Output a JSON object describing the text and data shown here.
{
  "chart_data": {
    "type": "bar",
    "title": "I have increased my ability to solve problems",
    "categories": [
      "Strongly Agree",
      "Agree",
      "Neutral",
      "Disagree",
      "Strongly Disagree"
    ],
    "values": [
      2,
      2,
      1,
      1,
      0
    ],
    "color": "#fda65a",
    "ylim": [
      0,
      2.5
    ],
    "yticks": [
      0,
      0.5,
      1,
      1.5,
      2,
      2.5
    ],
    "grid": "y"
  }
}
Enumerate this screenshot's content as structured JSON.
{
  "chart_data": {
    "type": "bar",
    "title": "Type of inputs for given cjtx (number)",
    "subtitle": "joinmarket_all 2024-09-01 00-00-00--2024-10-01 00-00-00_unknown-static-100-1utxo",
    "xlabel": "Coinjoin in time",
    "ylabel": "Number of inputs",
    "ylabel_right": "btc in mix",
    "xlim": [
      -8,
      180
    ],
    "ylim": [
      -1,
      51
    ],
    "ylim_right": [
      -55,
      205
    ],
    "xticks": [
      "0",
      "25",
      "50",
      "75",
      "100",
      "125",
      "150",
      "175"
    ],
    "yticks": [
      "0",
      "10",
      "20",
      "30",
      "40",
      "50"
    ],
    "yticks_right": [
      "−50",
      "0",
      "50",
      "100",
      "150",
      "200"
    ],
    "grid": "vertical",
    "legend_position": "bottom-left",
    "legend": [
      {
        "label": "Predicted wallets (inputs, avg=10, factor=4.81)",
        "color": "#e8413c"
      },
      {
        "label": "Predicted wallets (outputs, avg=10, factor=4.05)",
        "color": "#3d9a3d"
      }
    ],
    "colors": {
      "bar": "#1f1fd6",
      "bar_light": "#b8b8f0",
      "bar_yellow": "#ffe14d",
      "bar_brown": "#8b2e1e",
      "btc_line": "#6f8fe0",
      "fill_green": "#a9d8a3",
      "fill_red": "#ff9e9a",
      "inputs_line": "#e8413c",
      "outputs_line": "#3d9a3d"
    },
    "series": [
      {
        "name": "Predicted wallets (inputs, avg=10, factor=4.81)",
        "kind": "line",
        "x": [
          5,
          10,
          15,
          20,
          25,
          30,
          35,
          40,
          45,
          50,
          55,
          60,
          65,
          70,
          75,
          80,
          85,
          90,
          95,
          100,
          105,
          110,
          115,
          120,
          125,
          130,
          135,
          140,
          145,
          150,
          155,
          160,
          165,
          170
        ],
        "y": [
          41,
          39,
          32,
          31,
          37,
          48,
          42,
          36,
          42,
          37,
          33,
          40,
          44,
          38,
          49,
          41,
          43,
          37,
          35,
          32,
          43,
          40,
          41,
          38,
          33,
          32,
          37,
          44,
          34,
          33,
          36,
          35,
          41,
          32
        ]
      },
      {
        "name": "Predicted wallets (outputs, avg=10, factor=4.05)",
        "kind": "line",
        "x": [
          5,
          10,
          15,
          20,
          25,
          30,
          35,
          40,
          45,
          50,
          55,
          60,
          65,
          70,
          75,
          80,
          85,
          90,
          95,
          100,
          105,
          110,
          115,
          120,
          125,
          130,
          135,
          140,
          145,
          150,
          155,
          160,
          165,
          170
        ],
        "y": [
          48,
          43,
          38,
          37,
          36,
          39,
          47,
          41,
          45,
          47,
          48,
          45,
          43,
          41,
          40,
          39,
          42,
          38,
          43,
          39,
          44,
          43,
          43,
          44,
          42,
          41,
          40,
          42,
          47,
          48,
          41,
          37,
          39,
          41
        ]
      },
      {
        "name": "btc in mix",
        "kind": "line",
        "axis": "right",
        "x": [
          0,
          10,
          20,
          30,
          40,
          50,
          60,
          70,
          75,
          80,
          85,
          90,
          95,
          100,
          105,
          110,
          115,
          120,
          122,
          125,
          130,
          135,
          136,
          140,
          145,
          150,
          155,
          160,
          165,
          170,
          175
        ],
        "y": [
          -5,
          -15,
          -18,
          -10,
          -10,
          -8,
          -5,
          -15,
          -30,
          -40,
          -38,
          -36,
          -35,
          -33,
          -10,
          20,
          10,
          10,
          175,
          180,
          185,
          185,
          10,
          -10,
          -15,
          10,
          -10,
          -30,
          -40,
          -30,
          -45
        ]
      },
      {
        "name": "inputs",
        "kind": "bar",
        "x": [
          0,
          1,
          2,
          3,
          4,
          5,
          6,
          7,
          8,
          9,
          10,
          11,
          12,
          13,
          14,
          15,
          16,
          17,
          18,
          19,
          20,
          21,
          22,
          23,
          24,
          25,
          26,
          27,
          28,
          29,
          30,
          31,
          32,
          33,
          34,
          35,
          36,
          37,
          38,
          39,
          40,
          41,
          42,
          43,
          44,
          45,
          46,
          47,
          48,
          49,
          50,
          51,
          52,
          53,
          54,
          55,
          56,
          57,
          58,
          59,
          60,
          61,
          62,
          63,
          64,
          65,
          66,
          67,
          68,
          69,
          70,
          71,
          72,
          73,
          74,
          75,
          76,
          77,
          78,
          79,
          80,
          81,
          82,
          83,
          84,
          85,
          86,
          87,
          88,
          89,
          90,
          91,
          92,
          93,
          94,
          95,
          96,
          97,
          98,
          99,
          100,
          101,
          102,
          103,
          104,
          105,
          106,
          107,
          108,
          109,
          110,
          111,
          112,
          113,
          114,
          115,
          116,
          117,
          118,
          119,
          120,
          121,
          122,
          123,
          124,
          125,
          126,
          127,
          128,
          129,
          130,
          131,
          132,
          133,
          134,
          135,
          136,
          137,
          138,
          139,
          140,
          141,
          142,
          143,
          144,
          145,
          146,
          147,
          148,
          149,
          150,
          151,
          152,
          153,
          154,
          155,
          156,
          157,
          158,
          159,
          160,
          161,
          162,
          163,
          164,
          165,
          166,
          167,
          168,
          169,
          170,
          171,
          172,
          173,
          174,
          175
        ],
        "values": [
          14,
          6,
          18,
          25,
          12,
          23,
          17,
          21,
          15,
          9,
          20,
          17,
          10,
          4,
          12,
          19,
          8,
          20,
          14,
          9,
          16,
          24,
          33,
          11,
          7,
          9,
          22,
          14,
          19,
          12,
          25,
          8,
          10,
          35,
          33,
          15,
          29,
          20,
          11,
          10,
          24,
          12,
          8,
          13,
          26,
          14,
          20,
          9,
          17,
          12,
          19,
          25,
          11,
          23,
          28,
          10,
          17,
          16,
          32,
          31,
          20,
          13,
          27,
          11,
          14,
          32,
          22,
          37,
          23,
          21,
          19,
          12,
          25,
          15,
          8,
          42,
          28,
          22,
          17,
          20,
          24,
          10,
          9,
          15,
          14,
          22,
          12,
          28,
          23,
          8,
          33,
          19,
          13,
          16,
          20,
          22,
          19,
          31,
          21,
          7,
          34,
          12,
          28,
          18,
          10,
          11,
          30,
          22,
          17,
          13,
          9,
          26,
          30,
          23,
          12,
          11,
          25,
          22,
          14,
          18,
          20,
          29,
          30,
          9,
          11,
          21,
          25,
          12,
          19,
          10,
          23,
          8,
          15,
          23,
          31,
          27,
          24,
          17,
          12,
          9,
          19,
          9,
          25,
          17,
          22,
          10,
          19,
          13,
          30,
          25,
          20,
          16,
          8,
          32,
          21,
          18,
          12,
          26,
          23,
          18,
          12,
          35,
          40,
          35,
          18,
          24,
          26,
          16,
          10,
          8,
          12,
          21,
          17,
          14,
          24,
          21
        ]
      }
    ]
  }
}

________

Task to complete: Give all the records again. Match them exactly.

Output below:
Output a JSON object describing the text and data shown here.
{
  "chart_data": {
    "type": "bar",
    "title": "I have increased my ability to solve problems",
    "categories": [
      "Strongly Agree",
      "Agree",
      "Neutral",
      "Disagree",
      "Strongly Disagree"
    ],
    "values": [
      2,
      2,
      1,
      1,
      0
    ],
    "color": "#fda65a",
    "ylim": [
      0,
      2.5
    ],
    "yticks": [
      0,
      0.5,
      1,
      1.5,
      2,
      2.5
    ],
    "grid": "y"
  }
}
Enumerate this screenshot's content as structured JSON.
{
  "chart_data": {
    "type": "bar",
    "title": "Type of inputs for given cjtx (number)",
    "subtitle": "joinmarket_all 2024-09-01 00-00-00--2024-10-01 00-00-00_unknown-static-100-1utxo",
    "xlabel": "Coinjoin in time",
    "ylabel": "Number of inputs",
    "ylabel_right": "btc in mix",
    "xlim": [
      -8,
      180
    ],
    "ylim": [
      -1,
      51
    ],
    "ylim_right": [
      -55,
      205
    ],
    "xticks": [
      "0",
      "25",
      "50",
      "75",
      "100",
      "125",
      "150",
      "175"
    ],
    "yticks": [
      "0",
      "10",
      "20",
      "30",
      "40",
      "50"
    ],
    "yticks_right": [
      "−50",
      "0",
      "50",
      "100",
      "150",
      "200"
    ],
    "grid": "vertical",
    "legend_position": "bottom-left",
    "legend": [
      {
        "label": "Predicted wallets (inputs, avg=10, factor=4.81)",
        "color": "#e8413c"
      },
      {
        "label": "Predicted wallets (outputs, avg=10, factor=4.05)",
        "color": "#3d9a3d"
      }
    ],
    "colors": {
      "bar": "#1f1fd6",
      "bar_light": "#b8b8f0",
      "bar_yellow": "#ffe14d",
      "bar_brown": "#8b2e1e",
      "btc_line": "#6f8fe0",
      "fill_green": "#a9d8a3",
      "fill_red": "#ff9e9a",
      "inputs_line": "#e8413c",
      "outputs_line": "#3d9a3d"
    },
    "series": [
      {
        "name": "Predicted wallets (inputs, avg=10, factor=4.81)",
        "kind": "line",
        "x": [
          5,
          10,
          15,
          20,
          25,
          30,
          35,
          40,
          45,
          50,
          55,
          60,
          65,
          70,
          75,
          80,
          85,
          90,
          95,
          100,
          105,
          110,
          115,
          120,
          125,
          130,
          135,
          140,
          145,
          150,
          155,
          160,
          165,
          170
        ],
        "y": [
          41,
          39,
          32,
          31,
          37,
          48,
          42,
          36,
          42,
          37,
          33,
          40,
          44,
          38,
          49,
          41,
          43,
          37,
          35,
          32,
          43,
          40,
          41,
          38,
          33,
          32,
          37,
          44,
          34,
          33,
          36,
          35,
          41,
          32
        ]
      },
      {
        "name": "Predicted wallets (outputs, avg=10, factor=4.05)",
        "kind": "line",
        "x": [
          5,
          10,
          15,
          20,
          25,
          30,
          35,
          40,
          45,
          50,
          55,
          60,
          65,
          70,
          75,
          80,
          85,
          90,
          95,
          100,
          105,
          110,
          115,
          120,
          125,
          130,
          135,
          140,
          145,
          150,
          155,
          160,
          165,
          170
        ],
        "y": [
          48,
          43,
          38,
          37,
          36,
          39,
          47,
          41,
          45,
          47,
          48,
          45,
          43,
          41,
          40,
          39,
          42,
          38,
          43,
          39,
          44,
          43,
          43,
          44,
          42,
          41,
          40,
          42,
          47,
          48,
          41,
          37,
          39,
          41
        ]
      },
      {
        "name": "btc in mix",
        "kind": "line",
        "axis": "right",
        "x": [
          0,
          10,
          20,
          30,
          40,
          50,
          60,
          70,
          75,
          80,
          85,
          90,
          95,
          100,
          105,
          110,
          115,
          120,
          122,
          125,
          130,
          135,
          136,
          140,
          145,
          150,
          155,
          160,
          165,
          170,
          175
        ],
        "y": [
          -5,
          -15,
          -18,
          -10,
          -10,
          -8,
          -5,
          -15,
          -30,
          -40,
          -38,
          -36,
          -35,
          -33,
          -10,
          20,
          10,
          10,
          175,
          180,
          185,
          185,
          10,
          -10,
          -15,
          10,
          -10,
          -30,
          -40,
          -30,
          -45
        ]
      },
      {
        "name": "inputs",
        "kind": "bar",
        "x": [
          0,
          1,
          2,
          3,
          4,
          5,
          6,
          7,
          8,
          9,
          10,
          11,
          12,
          13,
          14,
          15,
          16,
          17,
          18,
          19,
          20,
          21,
          22,
          23,
          24,
          25,
          26,
          27,
          28,
          29,
          30,
          31,
          32,
          33,
          34,
          35,
          36,
          37,
          38,
          39,
          40,
          41,
          42,
          43,
          44,
          45,
          46,
          47,
          48,
          49,
          50,
          51,
          52,
          53,
          54,
          55,
          56,
          57,
          58,
          59,
          60,
          61,
          62,
          63,
          64,
          65,
          66,
          67,
          68,
          69,
          70,
          71,
          72,
          73,
          74,
          75,
          76,
          77,
          78,
          79,
          80,
          81,
          82,
          83,
          84,
          85,
          86,
          87,
          88,
          89,
          90,
          91,
          92,
          93,
          94,
          95,
          96,
          97,
          98,
          99,
          100,
          101,
          102,
          103,
          104,
          105,
          106,
          107,
          108,
          109,
          110,
          111,
          112,
          113,
          114,
          115,
          116,
          117,
          118,
          119,
          120,
          121,
          122,
          123,
          124,
          125,
          126,
          127,
          128,
          129,
          130,
          131,
          132,
          133,
          134,
          135,
          136,
          137,
          138,
          139,
          140,
          141,
          142,
          143,
          144,
          145,
          146,
          147,
          148,
          149,
          150,
          151,
          152,
          153,
          154,
          155,
          156,
          157,
          158,
          159,
          160,
          161,
          162,
          163,
          164,
          165,
          166,
          167,
          168,
          169,
          170,
          171,
          172,
          173,
          174,
          175
        ],
        "values": [
          14,
          6,
          18,
          25,
          12,
          23,
          17,
          21,
          15,
          9,
          20,
          17,
          10,
          4,
          12,
          19,
          8,
          20,
          14,
          9,
          16,
          24,
          33,
          11,
          7,
          9,
          22,
          14,
          19,
          12,
          25,
          8,
          10,
          35,
          33,
          15,
          29,
          20,
          11,
          10,
          24,
          12,
          8,
          13,
          26,
          14,
          20,
          9,
          17,
          12,
          19,
          25,
          11,
          23,
          28,
          10,
          17,
          16,
          32,
          31,
          20,
          13,
          27,
          11,
          14,
          32,
          22,
          37,
          23,
          21,
          19,
          12,
          25,
          15,
          8,
          42,
          28,
          22,
          17,
          20,
          24,
          10,
          9,
          15,
          14,
          22,
          12,
          28,
          23,
          8,
          33,
          19,
          13,
          16,
          20,
          22,
          19,
          31,
          21,
          7,
          34,
          12,
          28,
          18,
          10,
          11,
          30,
          22,
          17,
          13,
          9,
          26,
          30,
          23,
          12,
          11,
          25,
          22,
          14,
          18,
          20,
          29,
          30,
          9,
          11,
          21,
          25,
          12,
          19,
          10,
          23,
          8,
          15,
          23,
          31,
          27,
          24,
          17,
          12,
          9,
          19,
          9,
          25,
          17,
          22,
          10,
          19,
          13,
          30,
          25,
          20,
          16,
          8,
          32,
          21,
          18,
          12,
          26,
          23,
          18,
          12,
          35,
          40,
          35,
          18,
          24,
          26,
          16,
          10,
          8,
          12,
          21,
          17,
          14,
          24,
          21
        ]
      }
    ]
  }
}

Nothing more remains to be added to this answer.